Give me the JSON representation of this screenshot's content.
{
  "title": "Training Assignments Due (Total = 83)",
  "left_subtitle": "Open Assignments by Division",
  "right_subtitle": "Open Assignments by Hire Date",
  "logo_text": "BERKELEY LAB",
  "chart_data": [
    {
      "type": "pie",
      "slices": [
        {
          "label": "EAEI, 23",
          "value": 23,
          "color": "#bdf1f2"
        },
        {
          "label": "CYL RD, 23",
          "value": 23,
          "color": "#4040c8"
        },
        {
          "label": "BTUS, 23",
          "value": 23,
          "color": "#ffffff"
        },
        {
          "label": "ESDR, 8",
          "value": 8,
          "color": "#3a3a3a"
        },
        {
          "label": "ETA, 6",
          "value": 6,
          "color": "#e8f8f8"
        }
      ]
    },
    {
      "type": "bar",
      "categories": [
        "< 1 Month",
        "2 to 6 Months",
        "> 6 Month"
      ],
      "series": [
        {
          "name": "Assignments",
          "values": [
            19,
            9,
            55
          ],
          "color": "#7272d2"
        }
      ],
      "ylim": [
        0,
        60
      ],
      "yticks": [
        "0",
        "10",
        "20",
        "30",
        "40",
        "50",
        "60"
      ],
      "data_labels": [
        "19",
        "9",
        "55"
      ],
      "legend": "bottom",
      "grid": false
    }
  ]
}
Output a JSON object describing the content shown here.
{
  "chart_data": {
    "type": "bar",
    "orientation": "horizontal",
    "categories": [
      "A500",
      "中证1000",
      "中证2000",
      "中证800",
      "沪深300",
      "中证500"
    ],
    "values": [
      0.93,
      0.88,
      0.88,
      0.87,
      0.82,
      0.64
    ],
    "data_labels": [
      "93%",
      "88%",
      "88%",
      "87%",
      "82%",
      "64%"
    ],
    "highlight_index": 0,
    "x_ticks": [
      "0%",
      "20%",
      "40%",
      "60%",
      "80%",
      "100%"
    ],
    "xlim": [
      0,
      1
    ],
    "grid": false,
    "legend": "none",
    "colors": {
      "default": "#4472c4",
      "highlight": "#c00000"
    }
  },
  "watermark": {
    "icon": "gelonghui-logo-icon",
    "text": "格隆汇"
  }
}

━━━━━━

▶ **WHAT THE TASK ASKS**
Starting from the line with "Output a JSON" and ending with the final line of the data, quote every line exactly, both ends included.

▶ **CORRECT OUTPUT**
Output a JSON object describing the content shown here.
{
  "chart_data": {
    "type": "bar",
    "orientation": "horizontal",
    "categories": [
      "A500",
      "中证1000",
      "中证2000",
      "中证800",
      "沪深300",
      "中证500"
    ],
    "values": [
      0.93,
      0.88,
      0.88,
      0.87,
      0.82,
      0.64
    ],
    "data_labels": [
      "93%",
      "88%",
      "88%",
      "87%",
      "82%",
      "64%"
    ],
    "highlight_index": 0,
    "x_ticks": [
      "0%",
      "20%",
      "40%",
      "60%",
      "80%",
      "100%"
    ],
    "xlim": [
      0,
      1
    ],
    "grid": false,
    "legend": "none",
    "colors": {
      "default": "#4472c4",
      "highlight": "#c00000"
    }
  },
  "watermark": {
    "icon": "gelonghui-logo-icon",
    "text": "格隆汇"
  }
}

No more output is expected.